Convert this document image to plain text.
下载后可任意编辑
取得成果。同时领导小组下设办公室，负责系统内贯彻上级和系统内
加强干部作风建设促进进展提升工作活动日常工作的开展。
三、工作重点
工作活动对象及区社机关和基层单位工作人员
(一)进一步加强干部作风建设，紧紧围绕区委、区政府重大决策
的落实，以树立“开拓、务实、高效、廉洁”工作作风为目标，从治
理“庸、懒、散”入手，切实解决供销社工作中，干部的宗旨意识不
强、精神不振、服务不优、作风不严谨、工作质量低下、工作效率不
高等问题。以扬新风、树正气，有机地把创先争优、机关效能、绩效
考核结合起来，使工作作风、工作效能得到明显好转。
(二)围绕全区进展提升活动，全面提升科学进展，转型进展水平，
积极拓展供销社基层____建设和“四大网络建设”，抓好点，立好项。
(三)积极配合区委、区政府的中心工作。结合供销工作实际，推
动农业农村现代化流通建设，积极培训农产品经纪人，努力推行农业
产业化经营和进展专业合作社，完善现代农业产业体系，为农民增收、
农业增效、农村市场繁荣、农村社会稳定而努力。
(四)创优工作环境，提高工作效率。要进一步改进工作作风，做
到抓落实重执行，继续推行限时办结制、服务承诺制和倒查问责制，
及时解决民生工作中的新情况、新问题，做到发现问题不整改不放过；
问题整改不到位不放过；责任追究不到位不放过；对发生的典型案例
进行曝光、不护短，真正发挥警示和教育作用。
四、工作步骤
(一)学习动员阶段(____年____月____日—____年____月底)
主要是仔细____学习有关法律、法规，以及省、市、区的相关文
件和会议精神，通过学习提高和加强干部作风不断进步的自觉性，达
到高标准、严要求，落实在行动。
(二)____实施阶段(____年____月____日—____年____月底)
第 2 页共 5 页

================================

Exercise directions:
From the data above, extract every line in its exact form.

Full output:
Convert this document image to plain text.
下载后可任意编辑
取得成果。同时领导小组下设办公室，负责系统内贯彻上级和系统内
加强干部作风建设促进进展提升工作活动日常工作的开展。
三、工作重点
工作活动对象及区社机关和基层单位工作人员
(一)进一步加强干部作风建设，紧紧围绕区委、区政府重大决策
的落实，以树立“开拓、务实、高效、廉洁”工作作风为目标，从治
理“庸、懒、散”入手，切实解决供销社工作中，干部的宗旨意识不
强、精神不振、服务不优、作风不严谨、工作质量低下、工作效率不
高等问题。以扬新风、树正气，有机地把创先争优、机关效能、绩效
考核结合起来，使工作作风、工作效能得到明显好转。
(二)围绕全区进展提升活动，全面提升科学进展，转型进展水平，
积极拓展供销社基层____建设和“四大网络建设”，抓好点，立好项。
(三)积极配合区委、区政府的中心工作。结合供销工作实际，推
动农业农村现代化流通建设，积极培训农产品经纪人，努力推行农业
产业化经营和进展专业合作社，完善现代农业产业体系，为农民增收、
农业增效、农村市场繁荣、农村社会稳定而努力。
(四)创优工作环境，提高工作效率。要进一步改进工作作风，做
到抓落实重执行，继续推行限时办结制、服务承诺制和倒查问责制，
及时解决民生工作中的新情况、新问题，做到发现问题不整改不放过；
问题整改不到位不放过；责任追究不到位不放过；对发生的典型案例
进行曝光、不护短，真正发挥警示和教育作用。
四、工作步骤
(一)学习动员阶段(____年____月____日—____年____月底)
主要是仔细____学习有关法律、法规，以及省、市、区的相关文
件和会议精神，通过学习提高和加强干部作风不断进步的自觉性，达
到高标准、严要求，落实在行动。
(二)____实施阶段(____年____月____日—____年____月底)
第 2 页共 5 页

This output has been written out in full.